Where a line below holds the string "Dicromato", copy that line.

(Excerpts from a figure dataset)
+===+
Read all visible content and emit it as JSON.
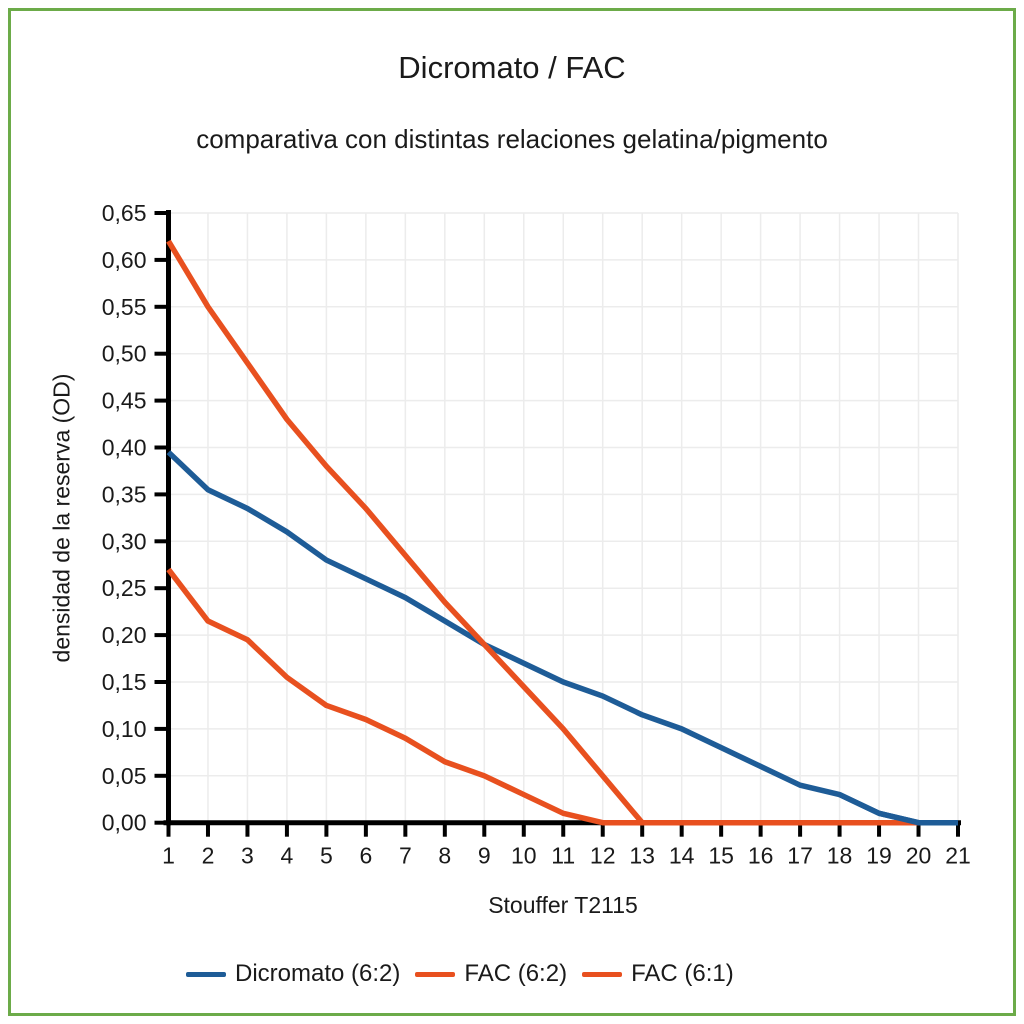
{
  "frame": {
    "border_color": "#6cab49"
  },
  "chart_data": {
    "type": "line",
    "title": "Dicromato / FAC",
    "subtitle": "comparativa con distintas relaciones gelatina/pigmento",
    "xlabel": "Stouffer T2115",
    "ylabel": "densidad de la reserva (OD)",
    "x": [
      1,
      2,
      3,
      4,
      5,
      6,
      7,
      8,
      9,
      10,
      11,
      12,
      13,
      14,
      15,
      16,
      17,
      18,
      19,
      20,
      21
    ],
    "xlim": [
      1,
      21
    ],
    "ylim": [
      0.0,
      0.65
    ],
    "y_tick_step": 0.05,
    "decimal_separator": ",",
    "grid": true,
    "legend_position": "bottom",
    "axis_color": "#000000",
    "grid_color": "#ececec",
    "series": [
      {
        "name": "Dicromato (6:2)",
        "color": "#1e5c97",
        "values": [
          0.395,
          0.355,
          0.335,
          0.31,
          0.28,
          0.26,
          0.24,
          0.215,
          0.19,
          0.17,
          0.15,
          0.135,
          0.115,
          0.1,
          0.08,
          0.06,
          0.04,
          0.03,
          0.01,
          0.0,
          0.0
        ]
      },
      {
        "name": "FAC (6:2)",
        "color": "#e8501f",
        "values": [
          0.62,
          0.55,
          0.49,
          0.43,
          0.38,
          0.335,
          0.285,
          0.235,
          0.19,
          0.145,
          0.1,
          0.05,
          0.0,
          0.0,
          0.0,
          0.0,
          0.0,
          0.0,
          0.0,
          0.0,
          0.0
        ]
      },
      {
        "name": "FAC (6:1)",
        "color": "#e8501f",
        "values": [
          0.27,
          0.215,
          0.195,
          0.155,
          0.125,
          0.11,
          0.09,
          0.065,
          0.05,
          0.03,
          0.01,
          0.0,
          0.0,
          0.0,
          0.0,
          0.0,
          0.0,
          0.0,
          0.0,
          0.0,
          0.0
        ]
      }
    ]
  }
}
+===+
**The reply**
    "title": "Dicromato / FAC",
        "name": "Dicromato (6:2)",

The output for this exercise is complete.